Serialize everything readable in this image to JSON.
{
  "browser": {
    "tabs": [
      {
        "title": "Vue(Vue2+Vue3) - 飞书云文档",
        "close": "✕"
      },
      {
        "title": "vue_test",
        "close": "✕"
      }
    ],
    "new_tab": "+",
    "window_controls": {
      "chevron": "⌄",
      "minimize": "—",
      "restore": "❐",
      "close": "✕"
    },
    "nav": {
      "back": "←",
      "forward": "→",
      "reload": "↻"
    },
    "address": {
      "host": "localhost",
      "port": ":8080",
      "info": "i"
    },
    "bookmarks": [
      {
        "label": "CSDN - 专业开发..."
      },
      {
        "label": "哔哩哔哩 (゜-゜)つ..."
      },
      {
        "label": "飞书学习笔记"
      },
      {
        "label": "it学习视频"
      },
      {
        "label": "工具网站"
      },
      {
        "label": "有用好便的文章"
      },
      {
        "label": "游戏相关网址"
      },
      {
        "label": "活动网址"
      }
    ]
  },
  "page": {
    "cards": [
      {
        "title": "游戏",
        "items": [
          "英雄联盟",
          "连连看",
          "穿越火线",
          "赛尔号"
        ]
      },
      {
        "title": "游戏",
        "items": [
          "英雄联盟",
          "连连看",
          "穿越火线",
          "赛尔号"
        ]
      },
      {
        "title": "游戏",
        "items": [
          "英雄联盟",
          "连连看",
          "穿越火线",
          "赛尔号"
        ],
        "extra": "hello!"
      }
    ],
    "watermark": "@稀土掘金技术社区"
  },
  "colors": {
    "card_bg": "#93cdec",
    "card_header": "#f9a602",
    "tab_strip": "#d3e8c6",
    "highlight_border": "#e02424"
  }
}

[Stated exercise]: Copy out each line above, character for character.

[Output for this task]:
Serialize everything readable in this image to JSON.
{
  "browser": {
    "tabs": [
      {
        "title": "Vue(Vue2+Vue3) - 飞书云文档",
        "close": "✕"
      },
      {
        "title": "vue_test",
        "close": "✕"
      }
    ],
    "new_tab": "+",
    "window_controls": {
      "chevron": "⌄",
      "minimize": "—",
      "restore": "❐",
      "close": "✕"
    },
    "nav": {
      "back": "←",
      "forward": "→",
      "reload": "↻"
    },
    "address": {
      "host": "localhost",
      "port": ":8080",
      "info": "i"
    },
    "bookmarks": [
      {
        "label": "CSDN - 专业开发..."
      },
      {
        "label": "哔哩哔哩 (゜-゜)つ..."
      },
      {
        "label": "飞书学习笔记"
      },
      {
        "label": "it学习视频"
      },
      {
        "label": "工具网站"
      },
      {
        "label": "有用好便的文章"
      },
      {
        "label": "游戏相关网址"
      },
      {
        "label": "活动网址"
      }
    ]
  },
  "page": {
    "cards": [
      {
        "title": "游戏",
        "items": [
          "英雄联盟",
          "连连看",
          "穿越火线",
          "赛尔号"
        ]
      },
      {
        "title": "游戏",
        "items": [
          "英雄联盟",
          "连连看",
          "穿越火线",
          "赛尔号"
        ]
      },
      {
        "title": "游戏",
        "items": [
          "英雄联盟",
          "连连看",
          "穿越火线",
          "赛尔号"
        ],
        "extra": "hello!"
      }
    ],
    "watermark": "@稀土掘金技术社区"
  },
  "colors": {
    "card_bg": "#93cdec",
    "card_header": "#f9a602",
    "tab_strip": "#d3e8c6",
    "highlight_border": "#e02424"
  }
}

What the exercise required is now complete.